■ **Task goal**:
Rewrite the rows below, changing each "schematic" to "simplified" and keeping everything else the same.

[Data pulled from a collection]
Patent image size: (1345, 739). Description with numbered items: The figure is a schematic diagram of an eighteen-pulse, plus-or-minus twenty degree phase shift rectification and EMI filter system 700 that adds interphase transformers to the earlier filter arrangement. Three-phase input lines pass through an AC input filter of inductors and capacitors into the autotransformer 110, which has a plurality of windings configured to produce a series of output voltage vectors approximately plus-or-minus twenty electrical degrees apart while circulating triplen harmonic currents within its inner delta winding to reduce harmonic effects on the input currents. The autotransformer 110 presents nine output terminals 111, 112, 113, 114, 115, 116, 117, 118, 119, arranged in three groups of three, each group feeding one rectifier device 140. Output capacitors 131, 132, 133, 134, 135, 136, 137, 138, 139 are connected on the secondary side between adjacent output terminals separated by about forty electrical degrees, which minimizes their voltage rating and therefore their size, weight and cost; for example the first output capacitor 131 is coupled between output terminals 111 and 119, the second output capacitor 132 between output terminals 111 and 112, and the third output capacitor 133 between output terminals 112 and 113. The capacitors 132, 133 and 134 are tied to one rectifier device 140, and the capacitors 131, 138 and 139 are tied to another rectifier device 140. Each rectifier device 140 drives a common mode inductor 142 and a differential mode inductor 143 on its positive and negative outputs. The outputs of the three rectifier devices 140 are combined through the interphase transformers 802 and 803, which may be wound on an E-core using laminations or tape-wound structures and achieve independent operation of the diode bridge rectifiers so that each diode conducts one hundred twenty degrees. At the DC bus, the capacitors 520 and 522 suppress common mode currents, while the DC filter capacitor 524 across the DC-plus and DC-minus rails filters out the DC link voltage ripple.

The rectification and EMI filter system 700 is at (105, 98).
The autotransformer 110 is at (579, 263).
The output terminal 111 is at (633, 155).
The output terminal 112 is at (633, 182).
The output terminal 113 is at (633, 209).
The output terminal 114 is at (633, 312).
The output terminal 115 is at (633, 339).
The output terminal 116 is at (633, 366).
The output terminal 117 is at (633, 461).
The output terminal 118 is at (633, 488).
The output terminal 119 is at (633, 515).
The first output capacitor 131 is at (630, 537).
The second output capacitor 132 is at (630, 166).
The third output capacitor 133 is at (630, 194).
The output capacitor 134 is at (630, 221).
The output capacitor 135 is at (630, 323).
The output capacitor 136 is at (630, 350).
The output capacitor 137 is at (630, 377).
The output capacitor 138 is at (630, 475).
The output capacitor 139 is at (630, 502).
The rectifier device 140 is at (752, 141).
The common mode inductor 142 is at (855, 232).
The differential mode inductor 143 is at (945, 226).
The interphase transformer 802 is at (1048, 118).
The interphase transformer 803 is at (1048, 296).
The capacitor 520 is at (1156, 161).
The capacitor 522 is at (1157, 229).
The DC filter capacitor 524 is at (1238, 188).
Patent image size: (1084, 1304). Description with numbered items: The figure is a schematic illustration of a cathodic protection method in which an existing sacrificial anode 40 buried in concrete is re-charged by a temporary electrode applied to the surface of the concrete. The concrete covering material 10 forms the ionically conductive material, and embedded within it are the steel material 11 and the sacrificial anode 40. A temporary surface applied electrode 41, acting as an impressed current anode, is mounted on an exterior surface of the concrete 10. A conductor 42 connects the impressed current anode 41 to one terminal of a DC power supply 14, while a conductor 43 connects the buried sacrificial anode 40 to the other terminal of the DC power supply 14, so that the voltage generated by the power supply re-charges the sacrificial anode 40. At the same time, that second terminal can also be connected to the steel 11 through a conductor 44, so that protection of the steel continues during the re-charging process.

■ **Full answer**:
Patent image size: (1345, 739). Description with numbered items: The figure is a simplified diagram of an eighteen-pulse, plus-or-minus twenty degree phase shift rectification and EMI filter system 700 that adds interphase transformers to the earlier filter arrangement. Three-phase input lines pass through an AC input filter of inductors and capacitors into the autotransformer 110, which has a plurality of windings configured to produce a series of output voltage vectors approximately plus-or-minus twenty electrical degrees apart while circulating triplen harmonic currents within its inner delta winding to reduce harmonic effects on the input currents. The autotransformer 110 presents nine output terminals 111, 112, 113, 114, 115, 116, 117, 118, 119, arranged in three groups of three, each group feeding one rectifier device 140. Output capacitors 131, 132, 133, 134, 135, 136, 137, 138, 139 are connected on the secondary side between adjacent output terminals separated by about forty electrical degrees, which minimizes their voltage rating and therefore their size, weight and cost; for example the first output capacitor 131 is coupled between output terminals 111 and 119, the second output capacitor 132 between output terminals 111 and 112, and the third output capacitor 133 between output terminals 112 and 113. The capacitors 132, 133 and 134 are tied to one rectifier device 140, and the capacitors 131, 138 and 139 are tied to another rectifier device 140. Each rectifier device 140 drives a common mode inductor 142 and a differential mode inductor 143 on its positive and negative outputs. The outputs of the three rectifier devices 140 are combined through the interphase transformers 802 and 803, which may be wound on an E-core using laminations or tape-wound structures and achieve independent operation of the diode bridge rectifiers so that each diode conducts one hundred twenty degrees. At the DC bus, the capacitors 520 and 522 suppress common mode currents, while the DC filter capacitor 524 across the DC-plus and DC-minus rails filters out the DC link voltage ripple.

The rectification and EMI filter system 700 is at (105, 98).
The autotransformer 110 is at (579, 263).
The output terminal 111 is at (633, 155).
The output terminal 112 is at (633, 182).
The output terminal 113 is at (633, 209).
The output terminal 114 is at (633, 312).
The output terminal 115 is at (633, 339).
The output terminal 116 is at (633, 366).
The output terminal 117 is at (633, 461).
The output terminal 118 is at (633, 488).
The output terminal 119 is at (633, 515).
The first output capacitor 131 is at (630, 537).
The second output capacitor 132 is at (630, 166).
The third output capacitor 133 is at (630, 194).
The output capacitor 134 is at (630, 221).
The output capacitor 135 is at (630, 323).
The output capacitor 136 is at (630, 350).
The output capacitor 137 is at (630, 377).
The output capacitor 138 is at (630, 475).
The output capacitor 139 is at (630, 502).
The rectifier device 140 is at (752, 141).
The common mode inductor 142 is at (855, 232).
The differential mode inductor 143 is at (945, 226).
The interphase transformer 802 is at (1048, 118).
The interphase transformer 803 is at (1048, 296).
The capacitor 520 is at (1156, 161).
The capacitor 522 is at (1157, 229).
The DC filter capacitor 524 is at (1238, 188).
Patent image size: (1084, 1304). Description with numbered items: The figure is a simplified illustration of a cathodic protection method in which an existing sacrificial anode 40 buried in concrete is re-charged by a temporary electrode applied to the surface of the concrete. The concrete covering material 10 forms the ionically conductive material, and embedded within it are the steel material 11 and the sacrificial anode 40. A temporary surface applied electrode 41, acting as an impressed current anode, is mounted on an exterior surface of the concrete 10. A conductor 42 connects the impressed current anode 41 to one terminal of a DC power supply 14, while a conductor 43 connects the buried sacrificial anode 40 to the other terminal of the DC power supply 14, so that the voltage generated by the power supply re-charges the sacrificial anode 40. At the same time, that second terminal can also be connected to the steel 11 through a conductor 44, so that protection of the steel continues during the re-charging process.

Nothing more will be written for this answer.